[Dataset records]
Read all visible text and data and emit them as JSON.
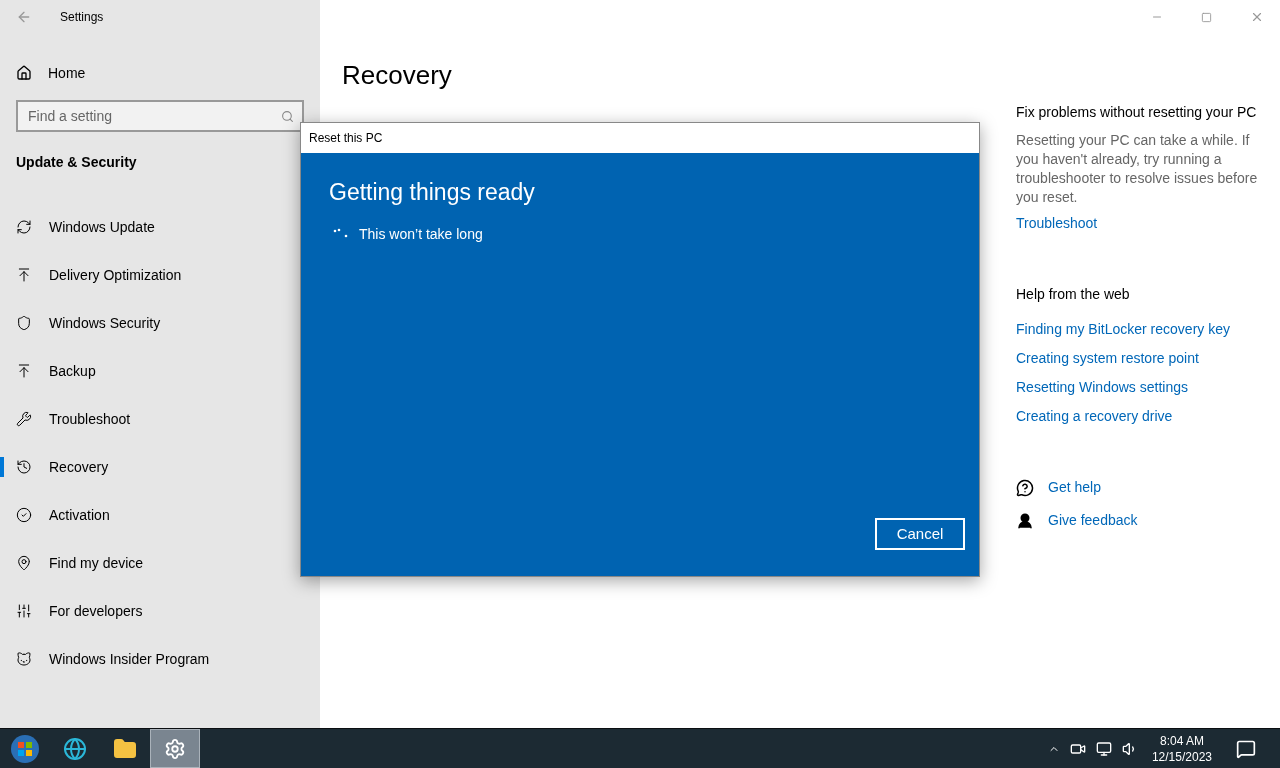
{
  "window": {
    "title": "Settings"
  },
  "sidebar": {
    "home": "Home",
    "search": {
      "placeholder": "Find a setting"
    },
    "section": "Update & Security",
    "items": [
      {
        "label": "Windows Update",
        "selected": false
      },
      {
        "label": "Delivery Optimization",
        "selected": false
      },
      {
        "label": "Windows Security",
        "selected": false
      },
      {
        "label": "Backup",
        "selected": false
      },
      {
        "label": "Troubleshoot",
        "selected": false
      },
      {
        "label": "Recovery",
        "selected": true
      },
      {
        "label": "Activation",
        "selected": false
      },
      {
        "label": "Find my device",
        "selected": false
      },
      {
        "label": "For developers",
        "selected": false
      },
      {
        "label": "Windows Insider Program",
        "selected": false
      }
    ]
  },
  "main": {
    "title": "Recovery"
  },
  "related": {
    "fix_title": "Fix problems without resetting your PC",
    "fix_text": "Resetting your PC can take a while. If you haven't already, try running a troubleshooter to resolve issues before you reset.",
    "fix_link": "Troubleshoot",
    "web_title": "Help from the web",
    "web_links": [
      "Finding my BitLocker recovery key",
      "Creating system restore point",
      "Resetting Windows settings",
      "Creating a recovery drive"
    ],
    "support": [
      {
        "kind": "help",
        "label": "Get help"
      },
      {
        "kind": "feedback",
        "label": "Give feedback"
      }
    ]
  },
  "dialog": {
    "title": "Reset this PC",
    "heading": "Getting things ready",
    "message": "This won’t take long",
    "button": "Cancel"
  },
  "taskbar": {
    "apps": [
      {
        "kind": "start",
        "selected": false
      },
      {
        "kind": "browser",
        "selected": false
      },
      {
        "kind": "folder",
        "selected": false
      },
      {
        "kind": "settings",
        "selected": true
      }
    ],
    "time": "8:04 AM",
    "date": "12/15/2023"
  }
}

What to produce
Without including any pictures, print each record exactly.

Result of this task
Read all visible text and data and emit them as JSON.
{
  "window": {
    "title": "Settings"
  },
  "sidebar": {
    "home": "Home",
    "search": {
      "placeholder": "Find a setting"
    },
    "section": "Update & Security",
    "items": [
      {
        "label": "Windows Update",
        "selected": false
      },
      {
        "label": "Delivery Optimization",
        "selected": false
      },
      {
        "label": "Windows Security",
        "selected": false
      },
      {
        "label": "Backup",
        "selected": false
      },
      {
        "label": "Troubleshoot",
        "selected": false
      },
      {
        "label": "Recovery",
        "selected": true
      },
      {
        "label": "Activation",
        "selected": false
      },
      {
        "label": "Find my device",
        "selected": false
      },
      {
        "label": "For developers",
        "selected": false
      },
      {
        "label": "Windows Insider Program",
        "selected": false
      }
    ]
  },
  "main": {
    "title": "Recovery"
  },
  "related": {
    "fix_title": "Fix problems without resetting your PC",
    "fix_text": "Resetting your PC can take a while. If you haven't already, try running a troubleshooter to resolve issues before you reset.",
    "fix_link": "Troubleshoot",
    "web_title": "Help from the web",
    "web_links": [
      "Finding my BitLocker recovery key",
      "Creating system restore point",
      "Resetting Windows settings",
      "Creating a recovery drive"
    ],
    "support": [
      {
        "kind": "help",
        "label": "Get help"
      },
      {
        "kind": "feedback",
        "label": "Give feedback"
      }
    ]
  },
  "dialog": {
    "title": "Reset this PC",
    "heading": "Getting things ready",
    "message": "This won’t take long",
    "button": "Cancel"
  },
  "taskbar": {
    "apps": [
      {
        "kind": "start",
        "selected": false
      },
      {
        "kind": "browser",
        "selected": false
      },
      {
        "kind": "folder",
        "selected": false
      },
      {
        "kind": "settings",
        "selected": true
      }
    ],
    "time": "8:04 AM",
    "date": "12/15/2023"
  }
}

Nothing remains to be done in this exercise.